*** SOURCE DATA ***

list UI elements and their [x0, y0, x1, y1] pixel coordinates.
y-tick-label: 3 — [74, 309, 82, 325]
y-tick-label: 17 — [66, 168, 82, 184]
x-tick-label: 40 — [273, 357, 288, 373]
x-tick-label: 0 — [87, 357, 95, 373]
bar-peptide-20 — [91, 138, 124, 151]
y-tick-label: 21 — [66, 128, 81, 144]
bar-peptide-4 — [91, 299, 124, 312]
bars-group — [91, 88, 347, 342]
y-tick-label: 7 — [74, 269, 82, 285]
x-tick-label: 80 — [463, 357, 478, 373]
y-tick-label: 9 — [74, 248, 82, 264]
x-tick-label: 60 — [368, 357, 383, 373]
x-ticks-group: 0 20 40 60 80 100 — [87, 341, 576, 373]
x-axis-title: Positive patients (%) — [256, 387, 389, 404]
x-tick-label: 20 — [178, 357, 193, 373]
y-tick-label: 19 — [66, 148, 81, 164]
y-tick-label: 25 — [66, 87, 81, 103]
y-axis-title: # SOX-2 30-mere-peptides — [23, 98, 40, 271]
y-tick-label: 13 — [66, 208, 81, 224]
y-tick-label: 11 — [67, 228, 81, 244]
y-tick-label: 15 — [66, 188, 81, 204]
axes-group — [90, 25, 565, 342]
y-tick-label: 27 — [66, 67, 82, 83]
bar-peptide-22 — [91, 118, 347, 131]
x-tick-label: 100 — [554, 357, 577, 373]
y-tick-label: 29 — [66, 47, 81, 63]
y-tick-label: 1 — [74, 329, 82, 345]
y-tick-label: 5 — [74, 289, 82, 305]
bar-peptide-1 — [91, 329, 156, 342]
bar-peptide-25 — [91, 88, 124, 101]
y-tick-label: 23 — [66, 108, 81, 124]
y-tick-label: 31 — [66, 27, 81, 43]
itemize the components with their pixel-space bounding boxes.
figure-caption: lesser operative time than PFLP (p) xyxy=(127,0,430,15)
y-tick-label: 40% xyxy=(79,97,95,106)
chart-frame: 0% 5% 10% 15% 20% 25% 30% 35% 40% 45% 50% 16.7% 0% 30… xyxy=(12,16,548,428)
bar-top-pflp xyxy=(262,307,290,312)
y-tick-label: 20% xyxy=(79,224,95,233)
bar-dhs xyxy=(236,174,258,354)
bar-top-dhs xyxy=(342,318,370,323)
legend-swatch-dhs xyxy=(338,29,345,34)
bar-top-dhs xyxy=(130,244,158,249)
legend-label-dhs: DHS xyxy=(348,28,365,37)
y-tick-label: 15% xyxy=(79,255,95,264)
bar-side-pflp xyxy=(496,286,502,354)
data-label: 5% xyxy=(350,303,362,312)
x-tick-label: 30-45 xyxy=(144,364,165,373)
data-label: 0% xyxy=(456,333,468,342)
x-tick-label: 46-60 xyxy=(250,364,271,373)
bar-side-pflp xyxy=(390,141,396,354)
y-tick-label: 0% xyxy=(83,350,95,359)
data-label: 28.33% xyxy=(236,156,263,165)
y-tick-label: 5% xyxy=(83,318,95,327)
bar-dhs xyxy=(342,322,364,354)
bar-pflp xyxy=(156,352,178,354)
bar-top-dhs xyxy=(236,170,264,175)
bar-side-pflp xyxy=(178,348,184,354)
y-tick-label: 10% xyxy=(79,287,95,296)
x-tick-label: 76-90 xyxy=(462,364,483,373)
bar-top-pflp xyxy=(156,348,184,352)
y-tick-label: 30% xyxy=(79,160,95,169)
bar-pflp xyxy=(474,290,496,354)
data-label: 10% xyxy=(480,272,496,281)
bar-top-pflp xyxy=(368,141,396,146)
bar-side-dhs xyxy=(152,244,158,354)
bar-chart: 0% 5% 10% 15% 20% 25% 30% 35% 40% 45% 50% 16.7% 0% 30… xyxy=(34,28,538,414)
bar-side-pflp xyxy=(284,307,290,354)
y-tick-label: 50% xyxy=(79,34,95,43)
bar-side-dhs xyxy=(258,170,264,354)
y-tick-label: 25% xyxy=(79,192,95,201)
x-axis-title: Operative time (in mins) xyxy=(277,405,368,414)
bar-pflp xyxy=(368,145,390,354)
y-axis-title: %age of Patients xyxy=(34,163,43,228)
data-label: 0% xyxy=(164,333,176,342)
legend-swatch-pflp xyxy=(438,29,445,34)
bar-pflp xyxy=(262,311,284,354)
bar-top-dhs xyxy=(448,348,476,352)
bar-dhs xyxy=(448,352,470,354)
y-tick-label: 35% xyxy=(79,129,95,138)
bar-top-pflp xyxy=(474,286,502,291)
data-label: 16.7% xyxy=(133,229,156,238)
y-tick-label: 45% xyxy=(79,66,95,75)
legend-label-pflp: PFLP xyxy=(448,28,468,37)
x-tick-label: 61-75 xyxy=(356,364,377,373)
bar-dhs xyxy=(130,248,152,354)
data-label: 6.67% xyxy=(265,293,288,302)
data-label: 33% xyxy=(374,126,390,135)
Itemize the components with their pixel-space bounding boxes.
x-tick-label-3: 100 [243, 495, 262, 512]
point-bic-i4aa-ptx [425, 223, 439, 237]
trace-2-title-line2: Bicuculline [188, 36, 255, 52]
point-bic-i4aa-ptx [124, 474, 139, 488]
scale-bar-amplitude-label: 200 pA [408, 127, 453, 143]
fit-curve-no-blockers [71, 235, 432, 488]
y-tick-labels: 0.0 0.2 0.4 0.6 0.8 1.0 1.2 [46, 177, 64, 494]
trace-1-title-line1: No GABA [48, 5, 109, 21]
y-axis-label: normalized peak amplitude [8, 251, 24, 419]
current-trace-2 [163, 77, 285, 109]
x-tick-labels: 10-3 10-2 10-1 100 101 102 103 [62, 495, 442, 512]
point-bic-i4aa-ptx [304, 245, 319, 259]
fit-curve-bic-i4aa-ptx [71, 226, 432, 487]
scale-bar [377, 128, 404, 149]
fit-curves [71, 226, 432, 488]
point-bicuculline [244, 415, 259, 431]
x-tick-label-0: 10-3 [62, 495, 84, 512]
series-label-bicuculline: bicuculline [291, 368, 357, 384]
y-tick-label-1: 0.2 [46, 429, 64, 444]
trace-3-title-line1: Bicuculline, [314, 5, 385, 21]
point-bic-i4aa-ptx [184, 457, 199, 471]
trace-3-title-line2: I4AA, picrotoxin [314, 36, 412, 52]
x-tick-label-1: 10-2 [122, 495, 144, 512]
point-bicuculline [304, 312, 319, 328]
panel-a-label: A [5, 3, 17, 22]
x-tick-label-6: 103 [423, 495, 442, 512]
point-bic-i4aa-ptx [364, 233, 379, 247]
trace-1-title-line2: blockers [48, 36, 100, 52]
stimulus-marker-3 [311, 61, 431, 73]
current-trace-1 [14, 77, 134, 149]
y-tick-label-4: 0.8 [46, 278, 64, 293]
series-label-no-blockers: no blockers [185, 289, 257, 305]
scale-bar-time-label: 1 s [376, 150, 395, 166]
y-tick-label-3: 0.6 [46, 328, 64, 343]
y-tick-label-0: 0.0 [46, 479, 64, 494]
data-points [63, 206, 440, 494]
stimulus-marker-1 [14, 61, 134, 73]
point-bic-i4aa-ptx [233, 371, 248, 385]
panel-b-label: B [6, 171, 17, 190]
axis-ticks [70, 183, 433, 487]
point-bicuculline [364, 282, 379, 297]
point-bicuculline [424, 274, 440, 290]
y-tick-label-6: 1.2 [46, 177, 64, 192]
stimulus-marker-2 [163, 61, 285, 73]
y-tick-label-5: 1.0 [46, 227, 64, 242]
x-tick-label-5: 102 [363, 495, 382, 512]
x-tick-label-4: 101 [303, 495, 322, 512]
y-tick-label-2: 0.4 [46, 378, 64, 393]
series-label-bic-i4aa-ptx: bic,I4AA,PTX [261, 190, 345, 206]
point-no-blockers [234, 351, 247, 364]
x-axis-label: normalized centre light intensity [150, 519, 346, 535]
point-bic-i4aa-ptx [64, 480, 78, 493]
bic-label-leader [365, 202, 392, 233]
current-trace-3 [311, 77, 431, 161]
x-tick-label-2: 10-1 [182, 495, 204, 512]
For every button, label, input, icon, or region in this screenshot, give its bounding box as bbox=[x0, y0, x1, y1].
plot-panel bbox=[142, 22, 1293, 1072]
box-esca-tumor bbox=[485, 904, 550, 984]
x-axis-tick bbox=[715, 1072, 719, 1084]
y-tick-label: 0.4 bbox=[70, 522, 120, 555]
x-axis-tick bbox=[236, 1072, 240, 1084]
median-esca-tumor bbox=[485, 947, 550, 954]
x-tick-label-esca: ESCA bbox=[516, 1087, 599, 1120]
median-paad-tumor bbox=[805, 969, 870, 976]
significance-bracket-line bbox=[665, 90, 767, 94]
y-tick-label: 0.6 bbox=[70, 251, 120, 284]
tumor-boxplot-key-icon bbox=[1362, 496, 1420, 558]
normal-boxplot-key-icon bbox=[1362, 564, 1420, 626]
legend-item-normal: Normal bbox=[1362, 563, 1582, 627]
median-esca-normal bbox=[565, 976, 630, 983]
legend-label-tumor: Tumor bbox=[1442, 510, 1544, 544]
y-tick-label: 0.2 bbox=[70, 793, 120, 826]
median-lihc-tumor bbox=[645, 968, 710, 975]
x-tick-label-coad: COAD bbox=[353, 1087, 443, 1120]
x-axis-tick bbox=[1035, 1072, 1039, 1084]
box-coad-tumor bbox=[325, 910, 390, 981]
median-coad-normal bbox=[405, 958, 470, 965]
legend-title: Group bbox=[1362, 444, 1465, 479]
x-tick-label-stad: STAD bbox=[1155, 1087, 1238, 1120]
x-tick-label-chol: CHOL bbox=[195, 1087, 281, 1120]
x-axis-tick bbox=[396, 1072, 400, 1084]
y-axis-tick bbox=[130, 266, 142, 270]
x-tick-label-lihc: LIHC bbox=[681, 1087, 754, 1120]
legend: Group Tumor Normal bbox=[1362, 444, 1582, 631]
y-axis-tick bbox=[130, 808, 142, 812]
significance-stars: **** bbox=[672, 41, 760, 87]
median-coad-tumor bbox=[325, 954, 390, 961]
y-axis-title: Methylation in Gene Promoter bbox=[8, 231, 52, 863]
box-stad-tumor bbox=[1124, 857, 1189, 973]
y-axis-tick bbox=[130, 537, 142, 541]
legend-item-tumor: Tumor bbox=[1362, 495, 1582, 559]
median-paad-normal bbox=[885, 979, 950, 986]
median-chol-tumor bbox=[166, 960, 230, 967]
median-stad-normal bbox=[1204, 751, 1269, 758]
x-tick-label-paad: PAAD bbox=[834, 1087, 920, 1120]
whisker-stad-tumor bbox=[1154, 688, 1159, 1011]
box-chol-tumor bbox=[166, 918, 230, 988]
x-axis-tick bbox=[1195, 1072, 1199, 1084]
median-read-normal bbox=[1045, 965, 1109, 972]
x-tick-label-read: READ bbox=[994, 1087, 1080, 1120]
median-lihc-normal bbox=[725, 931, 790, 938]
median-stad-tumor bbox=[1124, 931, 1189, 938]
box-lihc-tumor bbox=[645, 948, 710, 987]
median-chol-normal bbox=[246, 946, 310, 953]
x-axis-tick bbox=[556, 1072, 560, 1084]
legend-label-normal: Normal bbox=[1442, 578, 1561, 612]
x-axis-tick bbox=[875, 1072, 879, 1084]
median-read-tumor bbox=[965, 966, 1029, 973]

*** End of SOURCE DATA ***

EXERCISE DETAILS – Only the lines that contain the string "stad" are to be copied from the records.

EXPECTED OUTPUT –
x-tick-label-stad: STAD bbox=[1155, 1087, 1238, 1120]
box-stad-tumor bbox=[1124, 857, 1189, 973]
median-stad-normal bbox=[1204, 751, 1269, 758]
whisker-stad-tumor bbox=[1154, 688, 1159, 1011]
median-stad-tumor bbox=[1124, 931, 1189, 938]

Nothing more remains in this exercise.